Copy each line of the data below exactly, leaving out pictures.
►
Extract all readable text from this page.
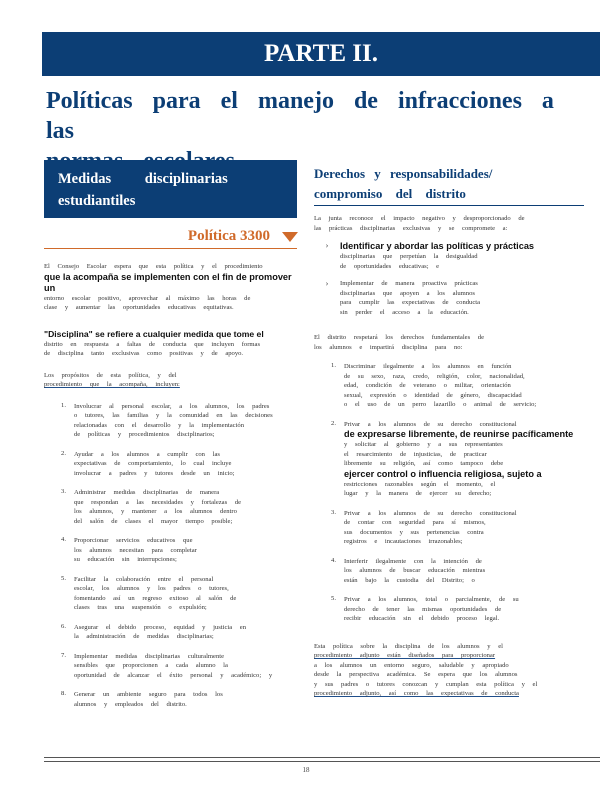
PARTE II.
Políticas para el manejo de infracciones a las
Medidas disciplinarias
estudiantiles
Política 3300
El Consejo Escolar espera que esta política y el procedimiento
que la acompaña se implementen con el fin de promover un
entorno escolar positivo, aprovechar al máximo las horas de
clase y aumentar las oportunidades educativas equitativas.
"Disciplina" se refiere a cualquier medida que tome el
distrito en respuesta a faltas de conducta que incluyen formas
de disciplina tanto exclusivas como positivas y de apoyo.
Los propósitos de esta política, y del
procedimiento que la acompaña, incluyen:
1.	Involucrar al personal escolar, a los alumnos, los padres
o tutores, las familias y la comunidad en las decisiones
relacionadas con el desarrollo y la implementación
de políticas y procedimientos disciplinarios;
2.	Ayudar a los alumnos a cumplir con las
expectativas de comportamiento, lo cual incluye
involucrar a padres y tutores desde un inicio;
3.	Administrar medidas disciplinarias de manera
que respondan a las necesidades y fortalezas de
los alumnos, y mantener a los alumnos dentro
del salón de clases el mayor tiempo posible;
4.	Proporcionar servicios educativos que
los alumnos necesitan para completar
su educación sin interrupciones;
5.	Facilitar la colaboración entre el personal
escolar, los alumnos y los padres o tutores,
fomentando así un regreso exitoso al salón de
clases tras una suspensión o expulsión;
6.	Asegurar el debido proceso, equidad y justicia en
la administración de medidas disciplinarias;
7.	Implementar medidas disciplinarias culturalmente
sensibles que proporcionen a cada alumno la
oportunidad de alcanzar el éxito personal y académico; y
8.	Generar un ambiente seguro para todos los
alumnos y empleados del distrito.
Derechos y responsabilidades/
compromiso del distrito
La junta reconoce el impacto negativo y desproporcionado de
las prácticas disciplinarias exclusivas y se compromete a:
›	Identificar y abordar las políticas y prácticas
disciplinarias que perpetúan la desigualdad
de oportunidades educativas; e
›	Implementar de manera proactiva prácticas
disciplinarias que apoyen a los alumnos
para cumplir las expectativas de conducta
sin perder el acceso a la educación.
El distrito respetará los derechos fundamentales de
los alumnos e impartirá disciplina para no:
1.	Discriminar ilegalmente a los alumnos en función
de su sexo, raza, credo, religión, color, nacionalidad,
edad, condición de veterano o militar, orientación
sexual, expresión o identidad de género, discapacidad
o el uso de un perro lazarillo o animal de servicio;
2.	Privar a los alumnos de su derecho constitucional
de expresarse libremente, de reunirse pacíficamente
y solicitar al gobierno y a sus representantes
el resarcimiento de injusticias, de practicar
libremente su religión, así como tampoco debe
ejercer control o influencia religiosa, sujeto a
restricciones razonables según el momento, el
lugar y la manera de ejercer su derecho;
3.	Privar a los alumnos de su derecho constitucional
de contar con seguridad para sí mismos,
sus documentos y sus pertenencias contra
registros e incautaciones irrazonables;
4.	Interferir ilegalmente con la intención de
los alumnos de buscar educación mientras
están bajo la custodia del Distrito; o
5.	Privar a los alumnos, total o parcialmente, de su
derecho de tener las mismas oportunidades de
recibir educación sin el debido proceso legal.
Esta política sobre la disciplina de los alumnos y el
procedimiento adjunto están diseñados para proporcionar
a los alumnos un entorno seguro, saludable y apropiado
desde la perspectiva académica. Se espera que los alumnos
y sus padres o tutores conozcan y cumplan esta política y el
procedimiento adjunto, así como las expectativas de conducta
18
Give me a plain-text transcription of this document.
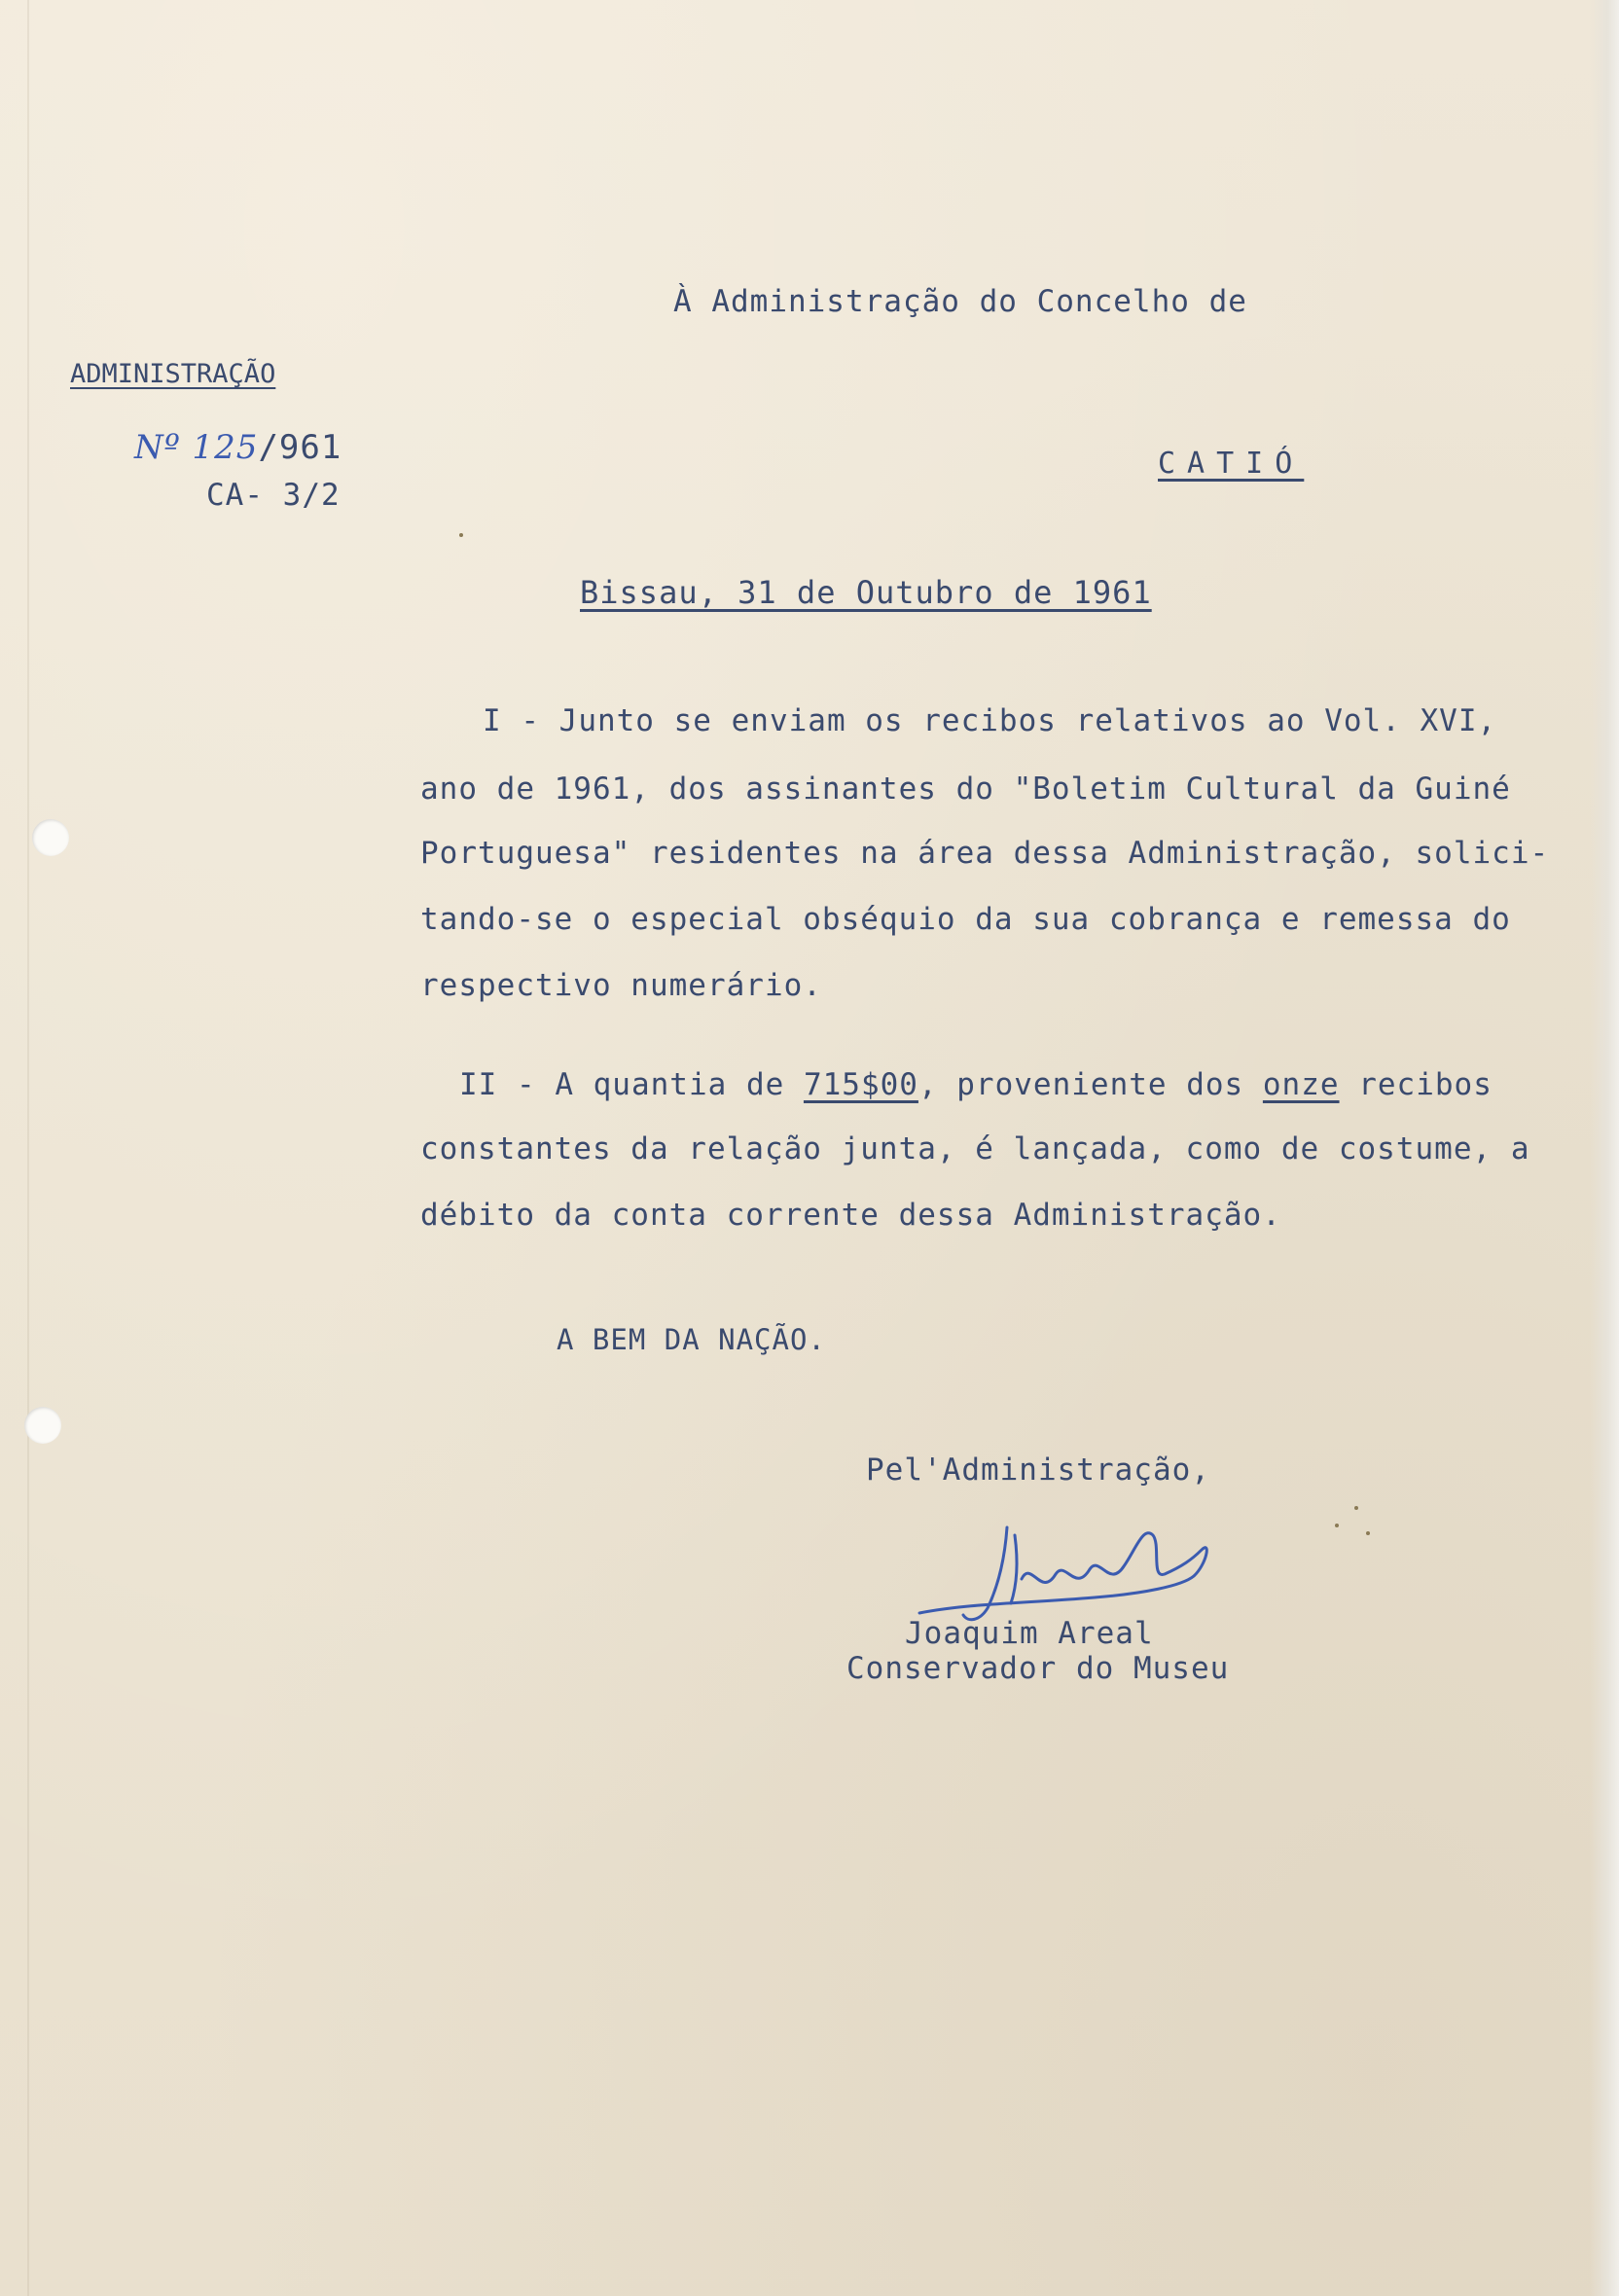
À Administração do Concelho de
ADMINISTRAÇÃO
Nº 125/961
CA- 3/2
CATIÓ
Bissau, 31 de Outubro de 1961
I - Junto se enviam os recibos relativos ao Vol. XVI,
ano de 1961, dos assinantes do "Boletim Cultural da Guiné
Portuguesa" residentes na área dessa Administração, solici-
tando-se o especial obséquio da sua cobrança e remessa do
respectivo numerário.
II - A quantia de 715$00, proveniente dos onze recibos
constantes da relação junta, é lançada, como de costume, a
débito da conta corrente dessa Administração.
A BEM DA NAÇÃO.
Pel'Administração,
Joaquim Areal
Conservador do Museu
◄
OUTPUT OF THE EXERCISE.
Extract all readable text from this page.
PARTE II.
Políticas para el manejo de infracciones a las
Medidas disciplinarias
estudiantiles
Política 3300
El Consejo Escolar espera que esta política y el procedimiento
que la acompaña se implementen con el fin de promover un
entorno escolar positivo, aprovechar al máximo las horas de
clase y aumentar las oportunidades educativas equitativas.
"Disciplina" se refiere a cualquier medida que tome el
distrito en respuesta a faltas de conducta que incluyen formas
de disciplina tanto exclusivas como positivas y de apoyo.
Los propósitos de esta política, y del
procedimiento que la acompaña, incluyen:
1.	Involucrar al personal escolar, a los alumnos, los padres
o tutores, las familias y la comunidad en las decisiones
relacionadas con el desarrollo y la implementación
de políticas y procedimientos disciplinarios;
2.	Ayudar a los alumnos a cumplir con las
expectativas de comportamiento, lo cual incluye
involucrar a padres y tutores desde un inicio;
3.	Administrar medidas disciplinarias de manera
que respondan a las necesidades y fortalezas de
los alumnos, y mantener a los alumnos dentro
del salón de clases el mayor tiempo posible;
4.	Proporcionar servicios educativos que
los alumnos necesitan para completar
su educación sin interrupciones;
5.	Facilitar la colaboración entre el personal
escolar, los alumnos y los padres o tutores,
fomentando así un regreso exitoso al salón de
clases tras una suspensión o expulsión;
6.	Asegurar el debido proceso, equidad y justicia en
la administración de medidas disciplinarias;
7.	Implementar medidas disciplinarias culturalmente
sensibles que proporcionen a cada alumno la
oportunidad de alcanzar el éxito personal y académico; y
8.	Generar un ambiente seguro para todos los
alumnos y empleados del distrito.
Derechos y responsabilidades/
compromiso del distrito
La junta reconoce el impacto negativo y desproporcionado de
las prácticas disciplinarias exclusivas y se compromete a:
›	Identificar y abordar las políticas y prácticas
disciplinarias que perpetúan la desigualdad
de oportunidades educativas; e
›	Implementar de manera proactiva prácticas
disciplinarias que apoyen a los alumnos
para cumplir las expectativas de conducta
sin perder el acceso a la educación.
El distrito respetará los derechos fundamentales de
los alumnos e impartirá disciplina para no:
1.	Discriminar ilegalmente a los alumnos en función
de su sexo, raza, credo, religión, color, nacionalidad,
edad, condición de veterano o militar, orientación
sexual, expresión o identidad de género, discapacidad
o el uso de un perro lazarillo o animal de servicio;
2.	Privar a los alumnos de su derecho constitucional
de expresarse libremente, de reunirse pacíficamente
y solicitar al gobierno y a sus representantes
el resarcimiento de injusticias, de practicar
libremente su religión, así como tampoco debe
ejercer control o influencia religiosa, sujeto a
restricciones razonables según el momento, el
lugar y la manera de ejercer su derecho;
3.	Privar a los alumnos de su derecho constitucional
de contar con seguridad para sí mismos,
sus documentos y sus pertenencias contra
registros e incautaciones irrazonables;
4.	Interferir ilegalmente con la intención de
los alumnos de buscar educación mientras
están bajo la custodia del Distrito; o
5.	Privar a los alumnos, total o parcialmente, de su
derecho de tener las mismas oportunidades de
recibir educación sin el debido proceso legal.
Esta política sobre la disciplina de los alumnos y el
procedimiento adjunto están diseñados para proporcionar
a los alumnos un entorno seguro, saludable y apropiado
desde la perspectiva académica. Se espera que los alumnos
y sus padres o tutores conozcan y cumplan esta política y el
procedimiento adjunto, así como las expectativas de conducta
18
Give me a plain-text transcription of this document.
À Administração do Concelho de
ADMINISTRAÇÃO
Nº 125/961
CA- 3/2
CATIÓ
Bissau, 31 de Outubro de 1961
I - Junto se enviam os recibos relativos ao Vol. XVI,
ano de 1961, dos assinantes do "Boletim Cultural da Guiné
Portuguesa" residentes na área dessa Administração, solici-
tando-se o especial obséquio da sua cobrança e remessa do
respectivo numerário.
II - A quantia de 715$00, proveniente dos onze recibos
constantes da relação junta, é lançada, como de costume, a
débito da conta corrente dessa Administração.
A BEM DA NAÇÃO.
Pel'Administração,
Joaquim Areal
Conservador do Museu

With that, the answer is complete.